**INSTRUCTIONS TO FOLLOW:** Format these records as a two-column CSV with the header row text,answer and one row per record. Put each record's text and its answer in a single quoted field with line breaks turned into spaces, and leave the pictures out.

**INFORMATION PROVIDED:**
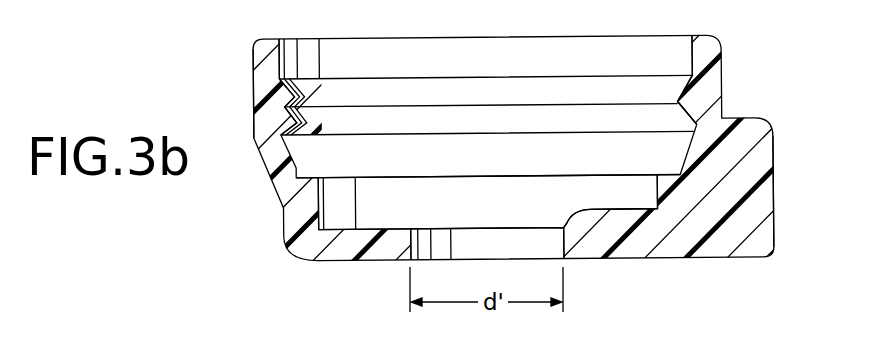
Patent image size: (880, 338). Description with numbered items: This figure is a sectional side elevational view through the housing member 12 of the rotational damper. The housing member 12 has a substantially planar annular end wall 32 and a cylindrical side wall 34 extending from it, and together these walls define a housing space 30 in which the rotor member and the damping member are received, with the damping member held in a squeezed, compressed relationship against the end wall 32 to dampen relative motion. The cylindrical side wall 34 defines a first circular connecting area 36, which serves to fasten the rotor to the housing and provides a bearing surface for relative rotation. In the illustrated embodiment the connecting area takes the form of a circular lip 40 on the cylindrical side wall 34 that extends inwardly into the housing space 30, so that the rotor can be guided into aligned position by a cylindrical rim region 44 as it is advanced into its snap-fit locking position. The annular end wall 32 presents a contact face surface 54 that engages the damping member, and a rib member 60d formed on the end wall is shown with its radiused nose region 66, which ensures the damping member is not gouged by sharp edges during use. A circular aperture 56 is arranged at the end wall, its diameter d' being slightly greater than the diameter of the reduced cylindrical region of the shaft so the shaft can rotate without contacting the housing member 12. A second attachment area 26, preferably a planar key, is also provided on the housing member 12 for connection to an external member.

The housing member 12 is at (729, 86).
The second attachment area 26 is at (777, 172).
The housing space 30 is at (517, 67).
The annular end wall 32 is at (363, 227).
The cylindrical side wall 34 is at (254, 78).
The first circular connecting area 36 is at (307, 100).
The circular lip 40 is at (291, 118).
The cylindrical rim region 44 is at (281, 62).
The contact face surface 54 is at (404, 227).
The circular aperture 56 is at (462, 265).
The rib member 60d is at (625, 211).
The radiused nose region 66 is at (573, 215).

**EXPECTED ANSWER:**
text,answer
"Patent image size: (880, 338). Description with numbered items: This figure is a sectional side elevational view through the housing member 12 of the rotational damper. The housing member 12 has a substantially planar annular end wall 32 and a cylindrical side wall 34 extending from it, and together these walls define a housing space 30 in which the rotor member and the damping member are received, with the damping member held in a squeezed, compressed relationship against the end wall 32 to dampen relative motion. The cylindrical side wall 34 defines a first circular connecting area 36, which serves to fasten the rotor to the housing and provides a bearing surface for relative rotation. In the illustrated embodiment the connecting area takes the form of a circular lip 40 on the cylindrical side wall 34 that extends inwardly into the housing space 30, so that the rotor can be guided into aligned position by a cylindrical rim region 44 as it is advanced into its snap-fit locking position. The annular end wall 32 presents a contact face surface 54 that engages the damping member, and a rib member 60d formed on the end wall is shown with its radiused nose region 66, which ensures the damping member is not gouged by sharp edges during use. A circular aperture 56 is arranged at the end wall, its diameter d' being slightly greater than the diameter of the reduced cylindrical region of the shaft so the shaft can rotate without contacting the housing member 12. A second attachment area 26, preferably a planar key, is also provided on the housing member 12 for connection to an external member.","The housing member 12 is at (729, 86). The second attachment area 26 is at (777, 172). The housing space 30 is at (517, 67). The annular end wall 32 is at (363, 227). The cylindrical side wall 34 is at (254, 78). The first circular connecting area 36 is at (307, 100). The circular lip 40 is at (291, 118). The cylindrical rim region 44 is at (281, 62). The contact face surface 54 is at (404, 227). The circular aperture 56 is at (462, 265). The rib member 60d is at (625, 211). The radiused nose region 66 is at (573, 215)."